# Task to carry out:
Find every line in the records that holds the string "Visto". Copy each one.

start

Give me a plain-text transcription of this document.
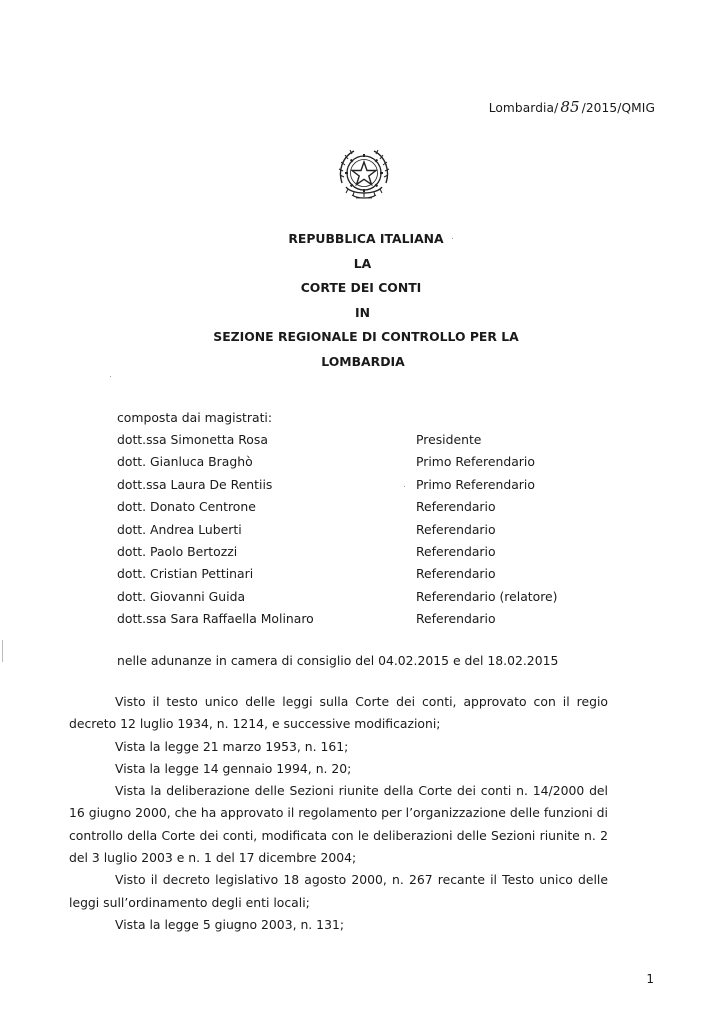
Lombardia/ 85 /2015/QMIG
REPUBBLICA ITALIANA
LA
CORTE DEI CONTI
IN
SEZIONE REGIONALE DI CONTROLLO PER LA
LOMBARDIA
composta dai magistrati:
dott.ssa Simonetta Rosa	Presidente
dott. Gianluca Braghò	Primo Referendario
dott.ssa Laura De Rentiis	Primo Referendario
dott. Donato Centrone	Referendario
dott. Andrea Luberti	Referendario
dott. Paolo Bertozzi	Referendario
dott. Cristian Pettinari	Referendario
dott. Giovanni Guida	Referendario (relatore)
dott.ssa Sara Raffaella Molinaro	Referendario
nelle adunanze in camera di consiglio del 04.02.2015 e del 18.02.2015

Visto il testo unico delle leggi sulla Corte dei conti, approvato con il regio decreto 12 luglio 1934, n. 1214, e successive modificazioni;

Vista la legge 21 marzo 1953, n. 161;

Vista la legge 14 gennaio 1994, n. 20;

Vista la deliberazione delle Sezioni riunite della Corte dei conti n. 14/2000 del 16 giugno 2000, che ha approvato il regolamento per l’organizzazione delle funzioni di controllo della Corte dei conti, modificata con le deliberazioni delle Sezioni riunite n. 2 del 3 luglio 2003 e n. 1 del 17 dicembre 2004;

Visto il decreto legislativo 18 agosto 2000, n. 267 recante il Testo unico delle leggi sull’ordinamento degli enti locali;

Vista la legge 5 giugno 2003, n. 131;

1
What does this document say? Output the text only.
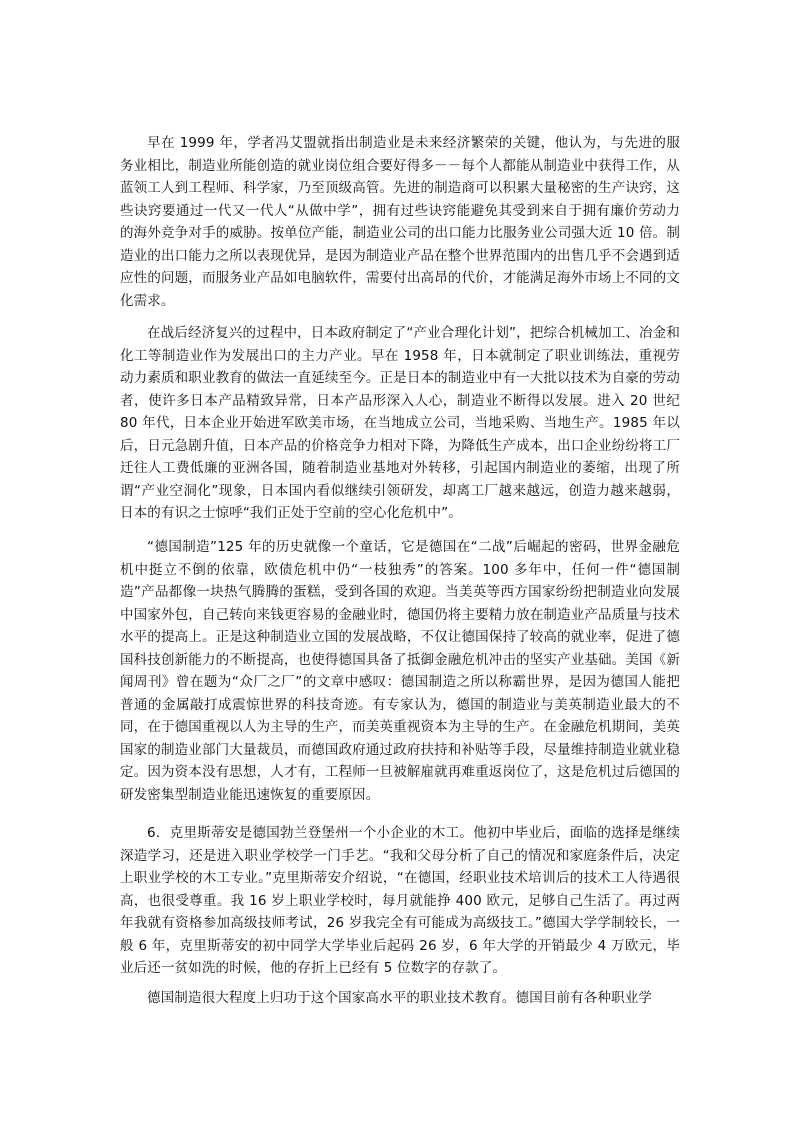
早在 1999 年，学者冯艾盟就指出制造业是未来经济繁荣的关键，他认为，与先进的服务业相比，制造业所能创造的就业岗位组合要好得多－－每个人都能从制造业中获得工作，从蓝领工人到工程师、科学家，乃至顶级高管。先进的制造商可以积累大量秘密的生产诀窍，这些诀窍要通过一代又一代人“从做中学”，拥有过些诀窍能避免其受到来自于拥有廉价劳动力的海外竞争对手的威胁。按单位产能，制造业公司的出口能力比服务业公司强大近 10 倍。制造业的出口能力之所以表现优异，是因为制造业产品在整个世界范围内的出售几乎不会遇到适应性的问题，而服务业产品如电脑软件，需要付出高昂的代价，才能满足海外市场上不同的文化需求。

在战后经济复兴的过程中，日本政府制定了“产业合理化计划”，把综合机械加工、冶金和化工等制造业作为发展出口的主力产业。早在 1958 年，日本就制定了职业训练法，重视劳动力素质和职业教育的做法一直延续至今。正是日本的制造业中有一大批以技术为自豪的劳动者，使许多日本产品精致异常，日本产品形深入人心，制造业不断得以发展。进入 20 世纪 80 年代，日本企业开始进军欧美市场，在当地成立公司，当地采购、当地生产。1985 年以后，日元急剧升值，日本产品的价格竞争力相对下降，为降低生产成本，出口企业纷纷将工厂迁往人工费低廉的亚洲各国，随着制造业基地对外转移，引起国内制造业的萎缩，出现了所谓“产业空洞化”现象，日本国内看似继续引领研发，却离工厂越来越远，创造力越来越弱，日本的有识之士惊呼“我们正处于空前的空心化危机中”。

“德国制造”125 年的历史就像一个童话，它是德国在“二战”后崛起的密码，世界金融危机中挺立不倒的依靠，欧债危机中仍“一枝独秀”的答案。100 多年中，任何一件“德国制造”产品都像一块热气腾腾的蛋糕，受到各国的欢迎。当美英等西方国家纷纷把制造业向发展中国家外包，自己转向来钱更容易的金融业时，德国仍将主要精力放在制造业产品质量与技术水平的提高上。正是这种制造业立国的发展战略，不仅让德国保持了较高的就业率，促进了德国科技创新能力的不断提高，也使得德国具备了抵御金融危机冲击的坚实产业基础。美国《新闻周刊》曾在题为“众厂之厂”的文章中感叹：德国制造之所以称霸世界，是因为德国人能把普通的金属敲打成震惊世界的科技奇迹。有专家认为，德国的制造业与美英制造业最大的不同，在于德国重视以人为主导的生产，而美英重视资本为主导的生产。在金融危机期间，美英国家的制造业部门大量裁员，而德国政府通过政府扶持和补贴等手段，尽量维持制造业就业稳定。因为资本没有思想，人才有，工程师一旦被解雇就再难重返岗位了，这是危机过后德国的研发密集型制造业能迅速恢复的重要原因。

6．克里斯蒂安是德国勃兰登堡州一个小企业的木工。他初中毕业后，面临的选择是继续深造学习，还是进入职业学校学一门手艺。“我和父母分析了自己的情况和家庭条件后，决定上职业学校的木工专业。”克里斯蒂安介绍说，“在德国，经职业技术培训后的技术工人待遇很高，也很受尊重。我 16 岁上职业学校时，每月就能挣 400 欧元，足够自己生活了。再过两年我就有资格参加高级技师考试，26 岁我完全有可能成为高级技工。”德国大学学制较长，一般 6 年，克里斯蒂安的初中同学大学毕业后起码 26 岁，6 年大学的开销最少 4 万欧元，毕业后还一贫如洗的时候，他的存折上已经有 5 位数字的存款了。

德国制造很大程度上归功于这个国家高水平的职业技术教育。德国目前有各种职业学
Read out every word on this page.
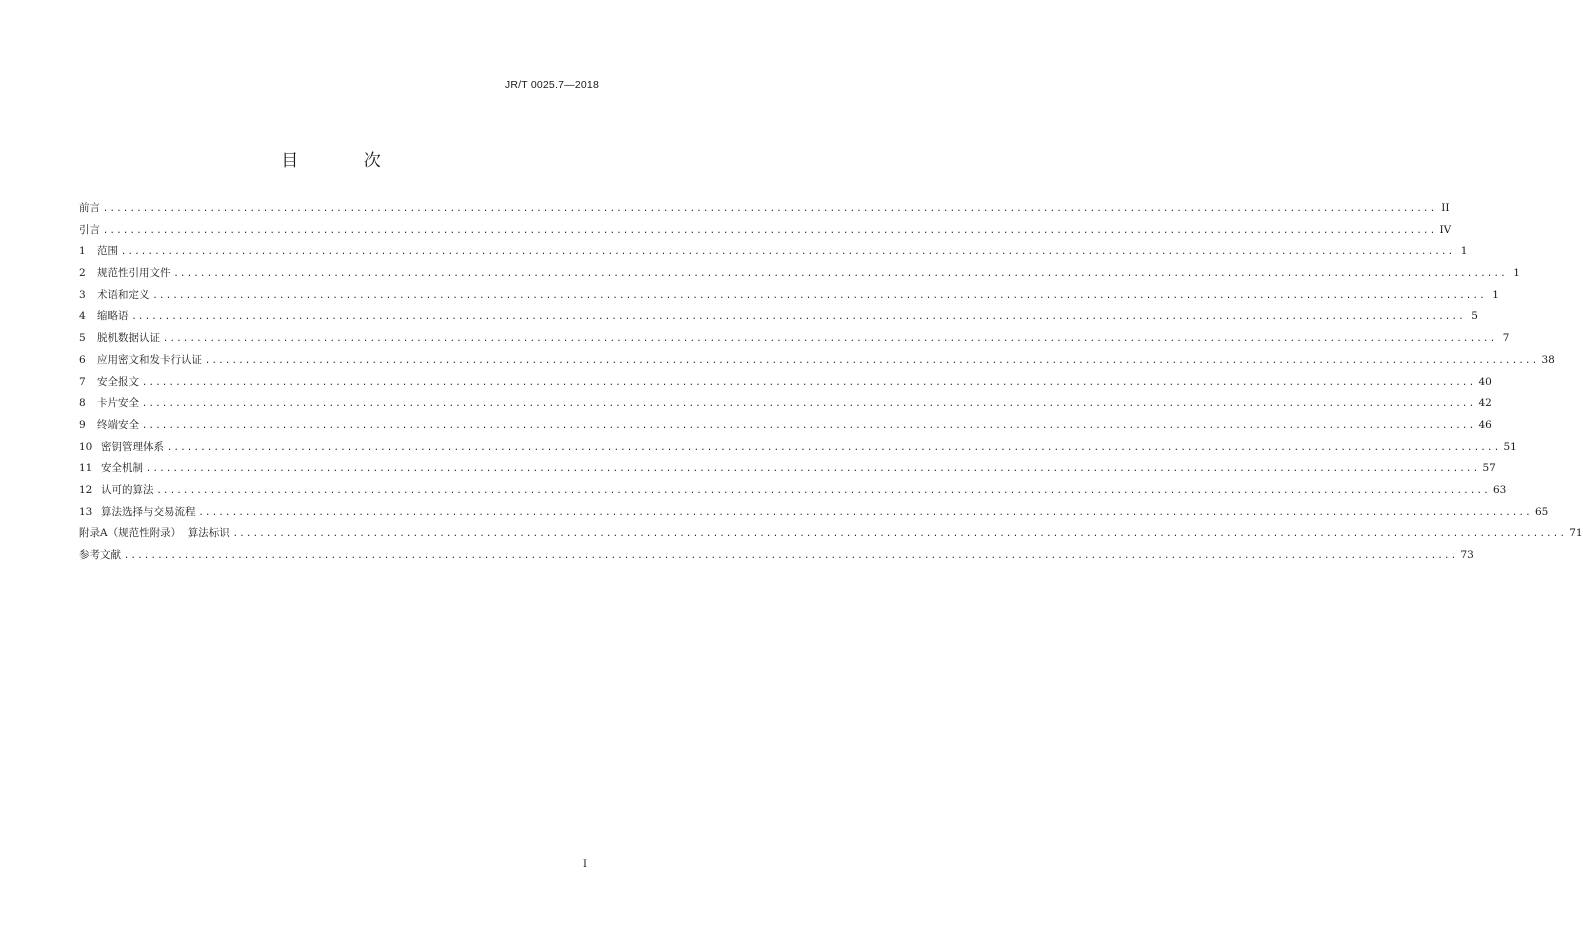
JR/T 0025.7—2018
目 次
前言 ........................................................................................................................................................................................................ II
引言 ........................................................................................................................................................................................................ IV
1	范围 ........................................................................................................................................................................................................ 1
2	规范性引用文件 ........................................................................................................................................................................................................ 1
3	术语和定义 ........................................................................................................................................................................................................ 1
4	缩略语 ........................................................................................................................................................................................................ 5
5	脱机数据认证 ........................................................................................................................................................................................................ 7
6	应用密文和发卡行认证 ........................................................................................................................................................................................................ 38
7	安全报文 ........................................................................................................................................................................................................ 40
8	卡片安全 ........................................................................................................................................................................................................ 42
9	终端安全 ........................................................................................................................................................................................................ 46
10 密钥管理体系 ........................................................................................................................................................................................................ 51
11 安全机制 ........................................................................................................................................................................................................ 57
12 认可的算法 ........................................................................................................................................................................................................ 63
13 算法选择与交易流程 ........................................................................................................................................................................................................ 65
附录A（规范性附录）  算法标识 ........................................................................................................................................................................................................ 71
参考文献 ........................................................................................................................................................................................................ 73
I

end

# Output below:
Visto il testo unico delle leggi sulla Corte dei conti, approvato con il regio decreto 12 luglio 1934, n. 1214, e successive modificazioni;
Visto il decreto legislativo 18 agosto 2000, n. 267 recante il Testo unico delle leggi sull’ordinamento degli enti locali;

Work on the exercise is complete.